:: Extracted information ::

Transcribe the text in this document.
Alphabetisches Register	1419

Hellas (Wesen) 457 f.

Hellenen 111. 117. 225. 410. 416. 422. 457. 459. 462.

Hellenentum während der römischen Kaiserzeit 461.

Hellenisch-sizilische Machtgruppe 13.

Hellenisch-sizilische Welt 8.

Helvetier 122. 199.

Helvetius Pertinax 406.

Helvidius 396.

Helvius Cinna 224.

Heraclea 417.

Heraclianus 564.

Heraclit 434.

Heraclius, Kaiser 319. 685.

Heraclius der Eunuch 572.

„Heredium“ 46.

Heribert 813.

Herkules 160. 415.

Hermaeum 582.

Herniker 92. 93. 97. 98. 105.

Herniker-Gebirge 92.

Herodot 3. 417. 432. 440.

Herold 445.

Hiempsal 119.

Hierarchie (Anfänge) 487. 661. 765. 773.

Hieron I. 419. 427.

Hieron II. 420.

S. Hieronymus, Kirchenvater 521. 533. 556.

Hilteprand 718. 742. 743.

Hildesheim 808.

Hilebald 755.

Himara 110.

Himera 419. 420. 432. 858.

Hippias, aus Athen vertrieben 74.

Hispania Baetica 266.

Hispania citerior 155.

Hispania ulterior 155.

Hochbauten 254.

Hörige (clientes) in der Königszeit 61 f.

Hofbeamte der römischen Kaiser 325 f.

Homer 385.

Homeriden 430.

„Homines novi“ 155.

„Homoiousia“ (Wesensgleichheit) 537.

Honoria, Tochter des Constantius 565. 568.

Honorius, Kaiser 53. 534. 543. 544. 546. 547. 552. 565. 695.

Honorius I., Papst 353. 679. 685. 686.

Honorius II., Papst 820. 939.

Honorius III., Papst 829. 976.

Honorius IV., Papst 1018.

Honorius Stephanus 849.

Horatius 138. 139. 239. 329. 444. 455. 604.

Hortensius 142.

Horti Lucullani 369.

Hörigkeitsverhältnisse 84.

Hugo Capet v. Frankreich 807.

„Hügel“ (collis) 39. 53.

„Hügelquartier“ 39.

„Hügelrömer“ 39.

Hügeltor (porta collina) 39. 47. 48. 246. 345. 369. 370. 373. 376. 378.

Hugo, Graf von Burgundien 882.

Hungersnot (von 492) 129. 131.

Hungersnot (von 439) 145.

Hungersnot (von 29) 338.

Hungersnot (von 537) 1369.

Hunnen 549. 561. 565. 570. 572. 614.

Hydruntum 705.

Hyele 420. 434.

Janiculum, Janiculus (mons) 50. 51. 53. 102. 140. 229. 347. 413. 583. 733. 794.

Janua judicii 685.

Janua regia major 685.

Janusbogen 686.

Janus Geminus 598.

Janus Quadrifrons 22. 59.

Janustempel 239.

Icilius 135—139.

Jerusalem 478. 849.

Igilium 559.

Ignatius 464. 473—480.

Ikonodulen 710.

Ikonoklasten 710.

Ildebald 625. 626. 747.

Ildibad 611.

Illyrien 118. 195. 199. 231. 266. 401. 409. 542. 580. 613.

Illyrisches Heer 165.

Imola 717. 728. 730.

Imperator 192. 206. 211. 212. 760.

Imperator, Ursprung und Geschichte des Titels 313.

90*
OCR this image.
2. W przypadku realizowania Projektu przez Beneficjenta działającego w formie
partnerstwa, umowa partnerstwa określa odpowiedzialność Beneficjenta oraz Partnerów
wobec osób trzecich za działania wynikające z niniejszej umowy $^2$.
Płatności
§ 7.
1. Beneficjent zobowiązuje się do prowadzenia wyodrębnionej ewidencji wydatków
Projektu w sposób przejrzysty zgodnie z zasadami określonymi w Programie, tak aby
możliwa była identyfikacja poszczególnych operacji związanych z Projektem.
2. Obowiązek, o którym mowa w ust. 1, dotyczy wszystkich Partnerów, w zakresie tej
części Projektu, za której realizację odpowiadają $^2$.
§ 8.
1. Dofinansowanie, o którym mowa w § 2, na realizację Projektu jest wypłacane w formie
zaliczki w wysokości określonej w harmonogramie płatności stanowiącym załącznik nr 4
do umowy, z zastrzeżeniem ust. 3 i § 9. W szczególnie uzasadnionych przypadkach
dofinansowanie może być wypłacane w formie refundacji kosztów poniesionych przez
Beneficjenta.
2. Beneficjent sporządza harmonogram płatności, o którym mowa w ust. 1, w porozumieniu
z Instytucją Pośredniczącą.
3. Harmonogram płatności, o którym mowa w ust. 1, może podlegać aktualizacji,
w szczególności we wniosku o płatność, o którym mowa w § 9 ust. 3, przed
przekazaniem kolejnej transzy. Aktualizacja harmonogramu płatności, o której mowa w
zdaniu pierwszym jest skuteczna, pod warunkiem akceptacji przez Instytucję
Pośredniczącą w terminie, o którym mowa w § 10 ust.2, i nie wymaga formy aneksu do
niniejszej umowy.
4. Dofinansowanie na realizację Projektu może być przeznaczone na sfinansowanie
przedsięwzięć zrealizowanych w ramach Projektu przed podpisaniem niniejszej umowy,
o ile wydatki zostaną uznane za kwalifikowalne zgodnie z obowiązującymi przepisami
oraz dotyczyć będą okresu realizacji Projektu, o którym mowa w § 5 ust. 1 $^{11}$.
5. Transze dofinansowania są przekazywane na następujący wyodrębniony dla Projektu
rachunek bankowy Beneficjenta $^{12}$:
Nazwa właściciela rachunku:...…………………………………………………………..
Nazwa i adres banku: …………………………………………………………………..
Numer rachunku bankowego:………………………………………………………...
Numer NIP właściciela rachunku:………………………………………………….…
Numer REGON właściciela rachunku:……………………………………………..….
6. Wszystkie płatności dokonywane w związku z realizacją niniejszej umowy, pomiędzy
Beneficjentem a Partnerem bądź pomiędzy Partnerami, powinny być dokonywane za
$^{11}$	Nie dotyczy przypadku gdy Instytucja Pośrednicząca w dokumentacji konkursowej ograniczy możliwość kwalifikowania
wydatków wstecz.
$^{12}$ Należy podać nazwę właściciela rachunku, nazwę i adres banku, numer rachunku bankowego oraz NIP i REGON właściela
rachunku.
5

:::

Repeat the material above in full, keeping every word.

Transcribe the text in this document.
Alphabetisches Register	1419

Hellas (Wesen) 457 f.

Hellenen 111. 117. 225. 410. 416. 422. 457. 459. 462.

Hellenentum während der römischen Kaiserzeit 461.

Hellenisch-sizilische Machtgruppe 13.

Hellenisch-sizilische Welt 8.

Helvetier 122. 199.

Helvetius Pertinax 406.

Helvidius 396.

Helvius Cinna 224.

Heraclea 417.

Heraclianus 564.

Heraclit 434.

Heraclius, Kaiser 319. 685.

Heraclius der Eunuch 572.

„Heredium“ 46.

Heribert 813.

Herkules 160. 415.

Hermaeum 582.

Herniker 92. 93. 97. 98. 105.

Herniker-Gebirge 92.

Herodot 3. 417. 432. 440.

Herold 445.

Hiempsal 119.

Hierarchie (Anfänge) 487. 661. 765. 773.

Hieron I. 419. 427.

Hieron II. 420.

S. Hieronymus, Kirchenvater 521. 533. 556.

Hilteprand 718. 742. 743.

Hildesheim 808.

Hilebald 755.

Himara 110.

Himera 419. 420. 432. 858.

Hippias, aus Athen vertrieben 74.

Hispania Baetica 266.

Hispania citerior 155.

Hispania ulterior 155.

Hochbauten 254.

Hörige (clientes) in der Königszeit 61 f.

Hofbeamte der römischen Kaiser 325 f.

Homer 385.

Homeriden 430.

„Homines novi“ 155.

„Homoiousia“ (Wesensgleichheit) 537.

Honoria, Tochter des Constantius 565. 568.

Honorius, Kaiser 53. 534. 543. 544. 546. 547. 552. 565. 695.

Honorius I., Papst 353. 679. 685. 686.

Honorius II., Papst 820. 939.

Honorius III., Papst 829. 976.

Honorius IV., Papst 1018.

Honorius Stephanus 849.

Horatius 138. 139. 239. 329. 444. 455. 604.

Hortensius 142.

Horti Lucullani 369.

Hörigkeitsverhältnisse 84.

Hugo Capet v. Frankreich 807.

„Hügel“ (collis) 39. 53.

„Hügelquartier“ 39.

„Hügelrömer“ 39.

Hügeltor (porta collina) 39. 47. 48. 246. 345. 369. 370. 373. 376. 378.

Hugo, Graf von Burgundien 882.

Hungersnot (von 492) 129. 131.

Hungersnot (von 439) 145.

Hungersnot (von 29) 338.

Hungersnot (von 537) 1369.

Hunnen 549. 561. 565. 570. 572. 614.

Hydruntum 705.

Hyele 420. 434.

Janiculum, Janiculus (mons) 50. 51. 53. 102. 140. 229. 347. 413. 583. 733. 794.

Janua judicii 685.

Janua regia major 685.

Janusbogen 686.

Janus Geminus 598.

Janus Quadrifrons 22. 59.

Janustempel 239.

Icilius 135—139.

Jerusalem 478. 849.

Igilium 559.

Ignatius 464. 473—480.

Ikonodulen 710.

Ikonoklasten 710.

Ildebald 625. 626. 747.

Ildibad 611.

Illyrien 118. 195. 199. 231. 266. 401. 409. 542. 580. 613.

Illyrisches Heer 165.

Imola 717. 728. 730.

Imperator 192. 206. 211. 212. 760.

Imperator, Ursprung und Geschichte des Titels 313.

90*
OCR this image.
2. W przypadku realizowania Projektu przez Beneficjenta działającego w formie
partnerstwa, umowa partnerstwa określa odpowiedzialność Beneficjenta oraz Partnerów
wobec osób trzecich za działania wynikające z niniejszej umowy $^2$.
Płatności
§ 7.
1. Beneficjent zobowiązuje się do prowadzenia wyodrębnionej ewidencji wydatków
Projektu w sposób przejrzysty zgodnie z zasadami określonymi w Programie, tak aby
możliwa była identyfikacja poszczególnych operacji związanych z Projektem.
2. Obowiązek, o którym mowa w ust. 1, dotyczy wszystkich Partnerów, w zakresie tej
części Projektu, za której realizację odpowiadają $^2$.
§ 8.
1. Dofinansowanie, o którym mowa w § 2, na realizację Projektu jest wypłacane w formie
zaliczki w wysokości określonej w harmonogramie płatności stanowiącym załącznik nr 4
do umowy, z zastrzeżeniem ust. 3 i § 9. W szczególnie uzasadnionych przypadkach
dofinansowanie może być wypłacane w formie refundacji kosztów poniesionych przez
Beneficjenta.
2. Beneficjent sporządza harmonogram płatności, o którym mowa w ust. 1, w porozumieniu
z Instytucją Pośredniczącą.
3. Harmonogram płatności, o którym mowa w ust. 1, może podlegać aktualizacji,
w szczególności we wniosku o płatność, o którym mowa w § 9 ust. 3, przed
przekazaniem kolejnej transzy. Aktualizacja harmonogramu płatności, o której mowa w
zdaniu pierwszym jest skuteczna, pod warunkiem akceptacji przez Instytucję
Pośredniczącą w terminie, o którym mowa w § 10 ust.2, i nie wymaga formy aneksu do
niniejszej umowy.
4. Dofinansowanie na realizację Projektu może być przeznaczone na sfinansowanie
przedsięwzięć zrealizowanych w ramach Projektu przed podpisaniem niniejszej umowy,
o ile wydatki zostaną uznane za kwalifikowalne zgodnie z obowiązującymi przepisami
oraz dotyczyć będą okresu realizacji Projektu, o którym mowa w § 5 ust. 1 $^{11}$.
5. Transze dofinansowania są przekazywane na następujący wyodrębniony dla Projektu
rachunek bankowy Beneficjenta $^{12}$:
Nazwa właściciela rachunku:...…………………………………………………………..
Nazwa i adres banku: …………………………………………………………………..
Numer rachunku bankowego:………………………………………………………...
Numer NIP właściciela rachunku:………………………………………………….…
Numer REGON właściciela rachunku:……………………………………………..….
6. Wszystkie płatności dokonywane w związku z realizacją niniejszej umowy, pomiędzy
Beneficjentem a Partnerem bądź pomiędzy Partnerami, powinny być dokonywane za
$^{11}$	Nie dotyczy przypadku gdy Instytucja Pośrednicząca w dokumentacji konkursowej ograniczy możliwość kwalifikowania
wydatków wstecz.
$^{12}$ Należy podać nazwę właściciela rachunku, nazwę i adres banku, numer rachunku bankowego oraz NIP i REGON właściela
rachunku.
5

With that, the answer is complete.